▸ **AIM OF THE EXERCISE**
Tally how many lines hold the string "Seoul". Your reply should be that number alone.

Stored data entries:
-------------------------

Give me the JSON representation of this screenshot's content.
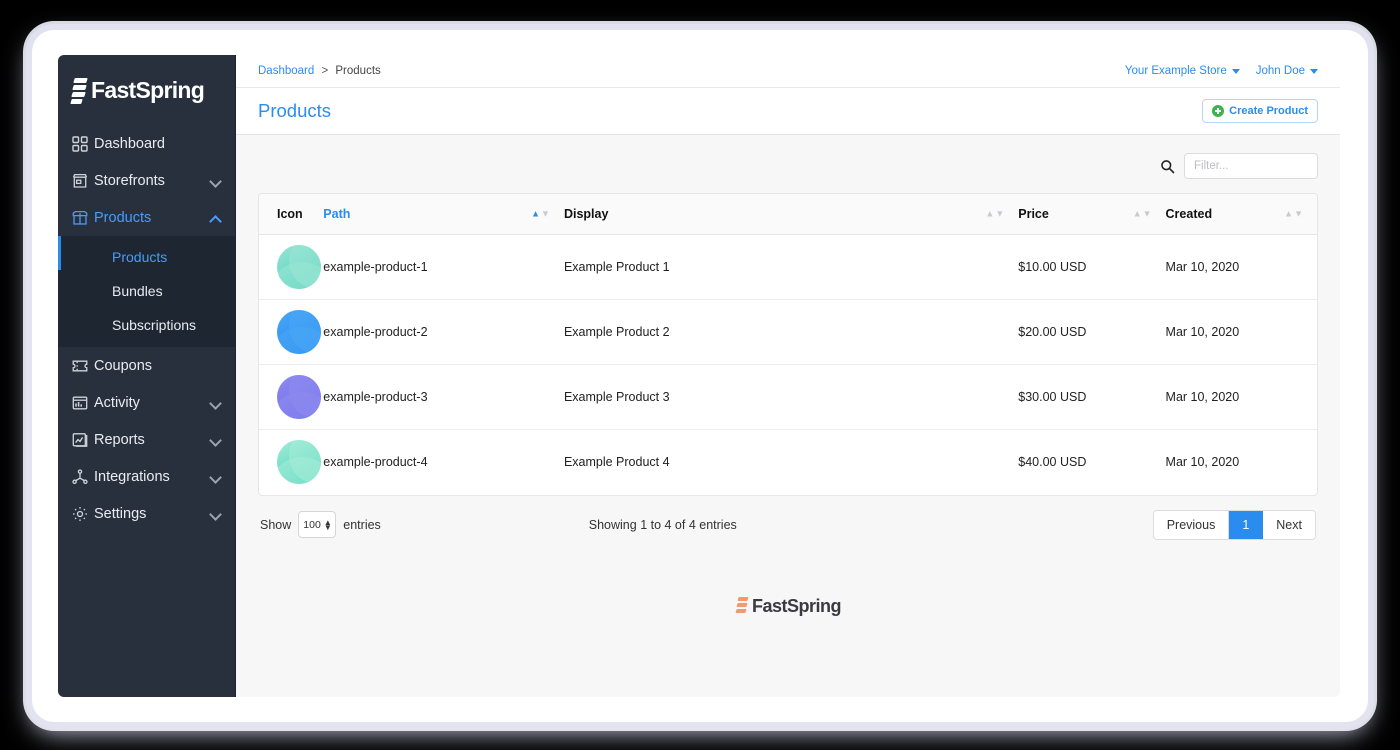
{
  "brand": {
    "name": "FastSpring",
    "mark": "fastspring-logo-mark"
  },
  "sidebar": {
    "items": [
      {
        "label": "Dashboard",
        "icon": "grid-icon",
        "expandable": false,
        "active": false
      },
      {
        "label": "Storefronts",
        "icon": "storefront-icon",
        "expandable": true,
        "active": false
      },
      {
        "label": "Products",
        "icon": "box-open-icon",
        "expandable": true,
        "active": true
      },
      {
        "label": "Coupons",
        "icon": "ticket-icon",
        "expandable": false,
        "active": false
      },
      {
        "label": "Activity",
        "icon": "activity-icon",
        "expandable": true,
        "active": false
      },
      {
        "label": "Reports",
        "icon": "reports-icon",
        "expandable": true,
        "active": false
      },
      {
        "label": "Integrations",
        "icon": "integrations-icon",
        "expandable": true,
        "active": false
      },
      {
        "label": "Settings",
        "icon": "gear-icon",
        "expandable": true,
        "active": false
      }
    ],
    "subitems": [
      {
        "label": "Products",
        "active": true
      },
      {
        "label": "Bundles",
        "active": false
      },
      {
        "label": "Subscriptions",
        "active": false
      }
    ]
  },
  "topbar": {
    "breadcrumb_root": "Dashboard",
    "breadcrumb_sep": ">",
    "breadcrumb_current": "Products",
    "store": "Your Example Store",
    "user": "John Doe"
  },
  "pagehead": {
    "title": "Products",
    "create_label": "Create Product",
    "create_icon": "plus-circle-icon"
  },
  "search": {
    "icon": "search-icon",
    "placeholder": "Filter...",
    "value": ""
  },
  "table": {
    "columns": [
      {
        "label": "Icon",
        "sortable": false,
        "sorted": false
      },
      {
        "label": "Path",
        "sortable": true,
        "sorted": true
      },
      {
        "label": "Display",
        "sortable": true,
        "sorted": false
      },
      {
        "label": "Price",
        "sortable": true,
        "sorted": false
      },
      {
        "label": "Created",
        "sortable": true,
        "sorted": false
      }
    ],
    "rows": [
      {
        "icon": "product-avatar-teal",
        "icon_from": "#9ce5d6",
        "icon_to": "#3fcdb4",
        "path": "example-product-1",
        "display": "Example Product 1",
        "price": "$10.00 USD",
        "created": "Mar 10, 2020"
      },
      {
        "icon": "product-avatar-blue",
        "icon_from": "#4aa8f5",
        "icon_to": "#1e86ef",
        "path": "example-product-2",
        "display": "Example Product 2",
        "price": "$20.00 USD",
        "created": "Mar 10, 2020"
      },
      {
        "icon": "product-avatar-purple",
        "icon_from": "#8e8cf0",
        "icon_to": "#6a66e8",
        "path": "example-product-3",
        "display": "Example Product 3",
        "price": "$30.00 USD",
        "created": "Mar 10, 2020"
      },
      {
        "icon": "product-avatar-green",
        "icon_from": "#a8ecd9",
        "icon_to": "#34cfb2",
        "path": "example-product-4",
        "display": "Example Product 4",
        "price": "$40.00 USD",
        "created": "Mar 10, 2020"
      }
    ]
  },
  "footer": {
    "show_label": "Show",
    "entries_value": "100",
    "entries_label": "entries",
    "showing_info": "Showing 1 to 4 of 4 entries",
    "pagination": {
      "previous": "Previous",
      "current_page": "1",
      "next": "Next"
    },
    "logo_text": "FastSpring"
  },
  "colors": {
    "accent_blue": "#2b8cf0",
    "sidebar_bg": "#28303d",
    "subnav_bg": "#1e2631",
    "green": "#3db24f",
    "logo_orange": "#f29a6e"
  }
}
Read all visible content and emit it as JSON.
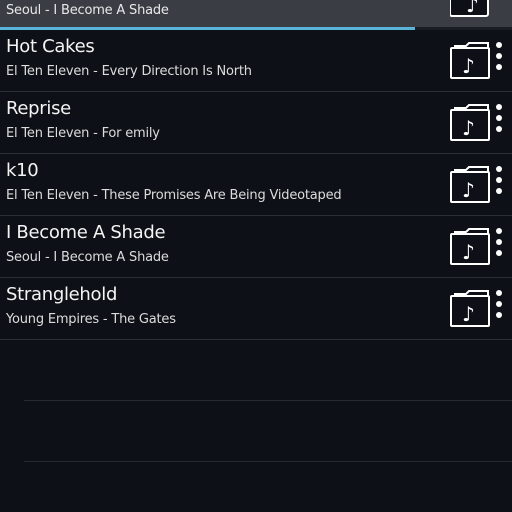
{
  "now_playing": {
    "text": "Seoul - I Become A Shade",
    "progress_fraction": 0.81
  },
  "tracks": [
    {
      "title": "Hot Cakes",
      "subtitle": "El Ten Eleven - Every Direction Is North"
    },
    {
      "title": "Reprise",
      "subtitle": "El Ten Eleven - For emily"
    },
    {
      "title": "k10",
      "subtitle": "El Ten Eleven - These Promises Are Being Videotaped"
    },
    {
      "title": "I Become A Shade",
      "subtitle": "Seoul - I Become A Shade"
    },
    {
      "title": "Stranglehold",
      "subtitle": "Young Empires - The Gates"
    }
  ],
  "icons": {
    "album": "music-folder-icon",
    "more": "more-vertical-icon"
  },
  "colors": {
    "background": "#0d1016",
    "progress": "#5ab4d9",
    "divider": "#2a2e35"
  }
}
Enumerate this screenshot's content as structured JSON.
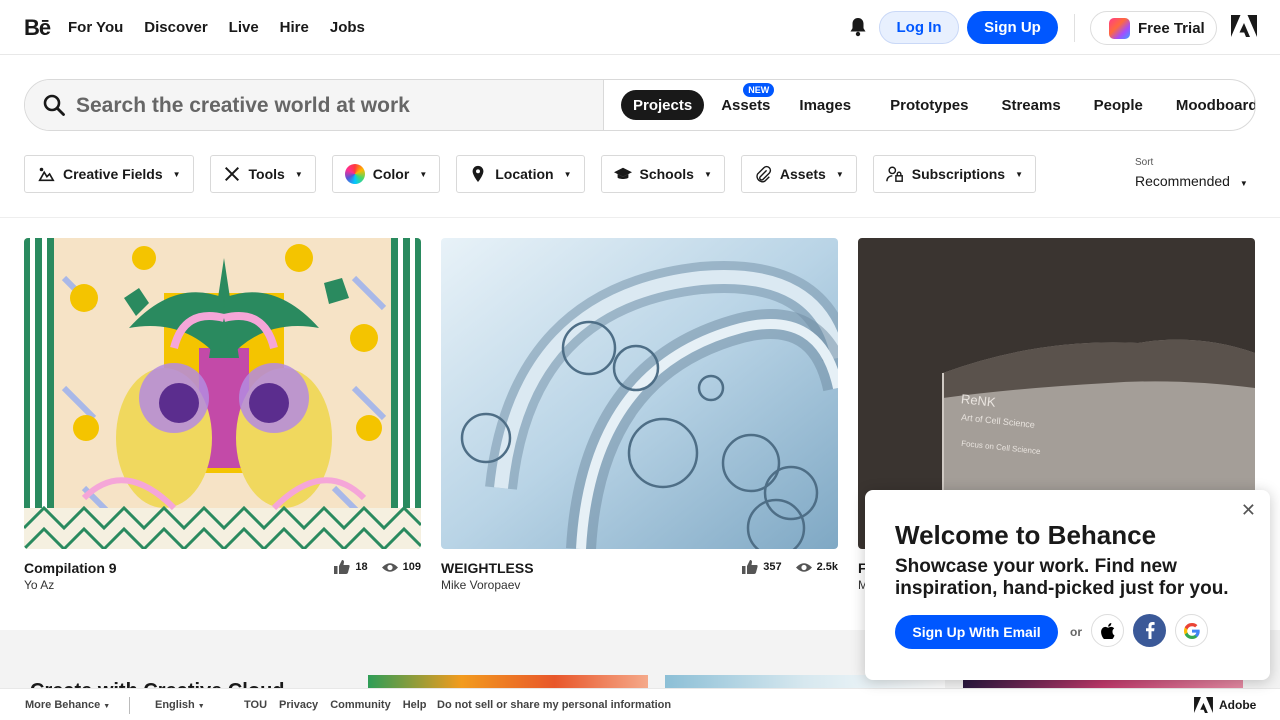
{
  "nav": {
    "logo": "Bē",
    "links": [
      "For You",
      "Discover",
      "Live",
      "Hire",
      "Jobs"
    ],
    "login_label": "Log In",
    "signup_label": "Sign Up",
    "trial_label": "Free Trial"
  },
  "search": {
    "placeholder": "Search the creative world at work",
    "tabs": [
      "Projects",
      "Assets",
      "Images",
      "Prototypes",
      "Streams",
      "People",
      "Moodboards"
    ],
    "active_tab": "Projects",
    "new_badge": "NEW"
  },
  "filters": [
    "Creative Fields",
    "Tools",
    "Color",
    "Location",
    "Schools",
    "Assets",
    "Subscriptions"
  ],
  "sort": {
    "label": "Sort",
    "value": "Recommended"
  },
  "projects": [
    {
      "title": "Compilation 9",
      "owner": "Yo Az",
      "likes": "18",
      "views": "109"
    },
    {
      "title": "WEIGHTLESS",
      "owner": "Mike Voropaev",
      "likes": "357",
      "views": "2.5k"
    },
    {
      "title": "F",
      "owner": "M"
    }
  ],
  "project3_label": {
    "brand": "ReNK",
    "line1": "Art of Cell Science",
    "line2": "Focus on Cell Science"
  },
  "bottom": {
    "heading": "Create with Creative Cloud"
  },
  "footer": {
    "more": "More Behance",
    "language": "English",
    "links": [
      "TOU",
      "Privacy",
      "Community",
      "Help"
    ],
    "dns": "Do not sell or share my personal information",
    "adobe": "Adobe"
  },
  "modal": {
    "title": "Welcome to Behance",
    "subtitle": "Showcase your work. Find new inspiration, hand-picked just for you.",
    "email_button": "Sign Up With Email",
    "or": "or"
  },
  "colors": {
    "accent": "#0057ff",
    "dark": "#191919",
    "facebook": "#3b5998"
  }
}
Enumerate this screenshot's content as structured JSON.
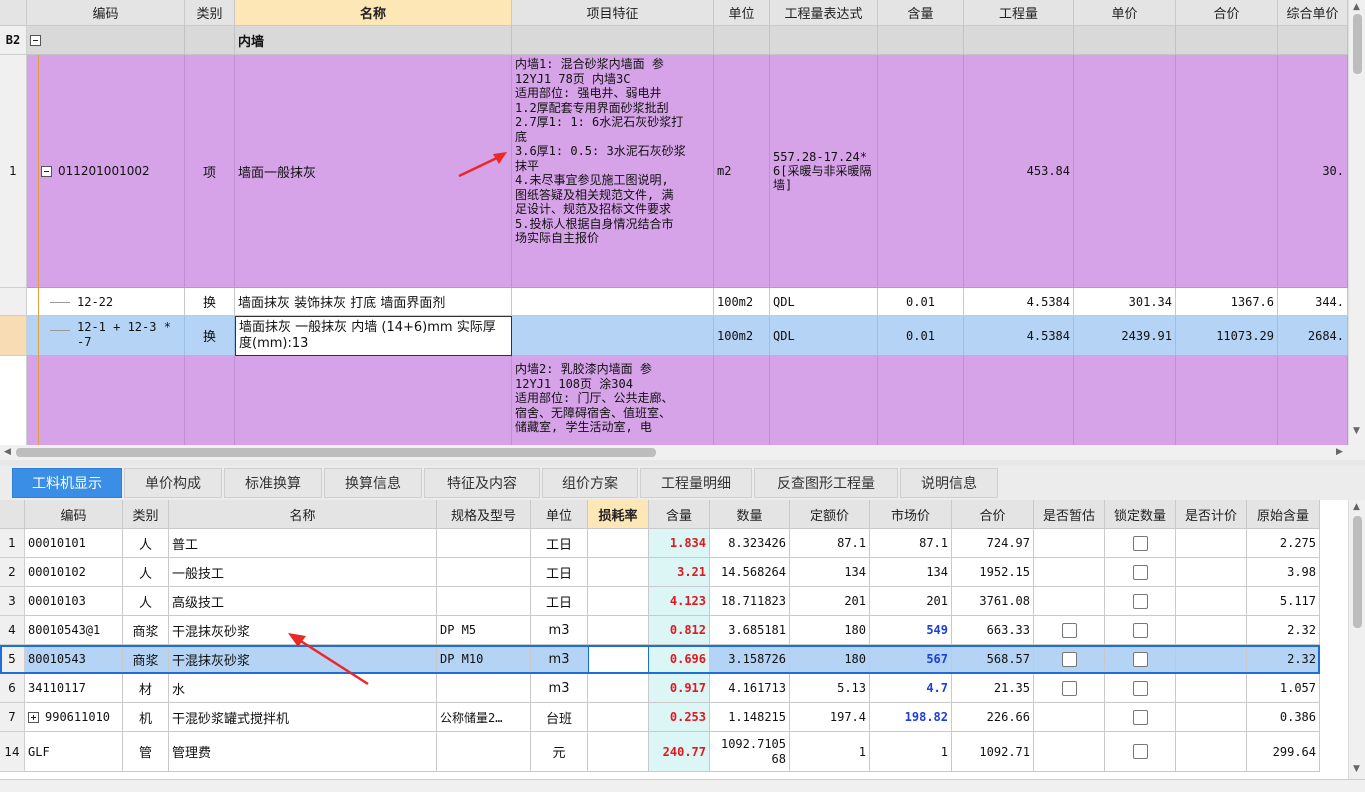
{
  "top_grid": {
    "headers": [
      "编码",
      "类别",
      "名称",
      "项目特征",
      "单位",
      "工程量表达式",
      "含量",
      "工程量",
      "单价",
      "合价",
      "综合单价"
    ],
    "section": {
      "rowno": "B2",
      "name": "内墙"
    },
    "item": {
      "rowno": "1",
      "code": "011201001002",
      "type": "项",
      "name": "墙面一般抹灰",
      "feature_lines": [
        "内墙1: 混合砂浆内墙面 参",
        "12YJ1 78页 内墙3C",
        "适用部位: 强电井、弱电井",
        "1.2厚配套专用界面砂浆批刮",
        "2.7厚1: 1: 6水泥石灰砂浆打",
        "底",
        "3.6厚1: 0.5: 3水泥石灰砂浆",
        "抹平",
        "4.未尽事宜参见施工图说明,",
        "图纸答疑及相关规范文件, 满",
        "足设计、规范及招标文件要求",
        "5.投标人根据自身情况结合市",
        "场实际自主报价"
      ],
      "unit": "m2",
      "expr": "557.28-17.24*6[采暖与非采暖隔墙]",
      "qty": "453.84",
      "composite": "30."
    },
    "sub1": {
      "code": "12-22",
      "type": "换",
      "name": "墙面抹灰 装饰抹灰 打底 墙面界面剂",
      "unit": "100m2",
      "expr": "QDL",
      "content": "0.01",
      "qty": "4.5384",
      "price": "301.34",
      "total": "1367.6",
      "composite": "344."
    },
    "sub2": {
      "code": "12-1 + 12-3 * -7",
      "type": "换",
      "name": "墙面抹灰 一般抹灰 内墙 (14+6)mm 实际厚度(mm):13",
      "unit": "100m2",
      "expr": "QDL",
      "content": "0.01",
      "qty": "4.5384",
      "price": "2439.91",
      "total": "11073.29",
      "composite": "2684."
    },
    "next_feature_lines": [
      "内墙2: 乳胶漆内墙面 参",
      "12YJ1 108页 涂304",
      "适用部位: 门厅、公共走廊、",
      "宿舍、无障碍宿舍、值班室、",
      "储藏室, 学生活动室, 电"
    ]
  },
  "tabs": [
    "工料机显示",
    "单价构成",
    "标准换算",
    "换算信息",
    "特征及内容",
    "组价方案",
    "工程量明细",
    "反查图形工程量",
    "说明信息"
  ],
  "bottom_grid": {
    "headers": [
      "编码",
      "类别",
      "名称",
      "规格及型号",
      "单位",
      "损耗率",
      "含量",
      "数量",
      "定额价",
      "市场价",
      "合价",
      "是否暂估",
      "锁定数量",
      "是否计价",
      "原始含量"
    ],
    "rows": [
      {
        "no": "1",
        "code": "00010101",
        "type": "人",
        "name": "普工",
        "spec": "",
        "unit": "工日",
        "loss": "",
        "content": "1.834",
        "qty": "8.323426",
        "quota": "87.1",
        "market": "87.1",
        "total": "724.97",
        "orig": "2.275"
      },
      {
        "no": "2",
        "code": "00010102",
        "type": "人",
        "name": "一般技工",
        "spec": "",
        "unit": "工日",
        "loss": "",
        "content": "3.21",
        "qty": "14.568264",
        "quota": "134",
        "market": "134",
        "total": "1952.15",
        "orig": "3.98"
      },
      {
        "no": "3",
        "code": "00010103",
        "type": "人",
        "name": "高级技工",
        "spec": "",
        "unit": "工日",
        "loss": "",
        "content": "4.123",
        "qty": "18.711823",
        "quota": "201",
        "market": "201",
        "total": "3761.08",
        "orig": "5.117"
      },
      {
        "no": "4",
        "code": "80010543@1",
        "type": "商浆",
        "name": "干混抹灰砂浆",
        "spec": "DP M5",
        "unit": "m3",
        "loss": "",
        "content": "0.812",
        "qty": "3.685181",
        "quota": "180",
        "market": "549",
        "total": "663.33",
        "orig": "2.32"
      },
      {
        "no": "5",
        "code": "80010543",
        "type": "商浆",
        "name": "干混抹灰砂浆",
        "spec": "DP M10",
        "unit": "m3",
        "loss": "",
        "content": "0.696",
        "qty": "3.158726",
        "quota": "180",
        "market": "567",
        "total": "568.57",
        "orig": "2.32"
      },
      {
        "no": "6",
        "code": "34110117",
        "type": "材",
        "name": "水",
        "spec": "",
        "unit": "m3",
        "loss": "",
        "content": "0.917",
        "qty": "4.161713",
        "quota": "5.13",
        "market": "4.7",
        "total": "21.35",
        "orig": "1.057"
      },
      {
        "no": "7",
        "code": "990611010",
        "type": "机",
        "name": "干混砂浆罐式搅拌机",
        "spec": "公称储量2…",
        "unit": "台班",
        "loss": "",
        "content": "0.253",
        "qty": "1.148215",
        "quota": "197.4",
        "market": "198.82",
        "total": "226.66",
        "orig": "0.386"
      },
      {
        "no": "14",
        "code": "GLF",
        "type": "管",
        "name": "管理费",
        "spec": "",
        "unit": "元",
        "loss": "",
        "content": "240.77",
        "qty": "1092.7105 68",
        "quota": "1",
        "market": "1",
        "total": "1092.71",
        "orig": "299.64"
      }
    ]
  },
  "colors": {
    "purple": "#d6a3e8",
    "selected_blue": "#b5d3f4",
    "tab_active": "#3a8ee6",
    "red_value": "#e0181e",
    "blue_value": "#1d3fd6"
  }
}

-------------------------

▸ **SOLUTION**
2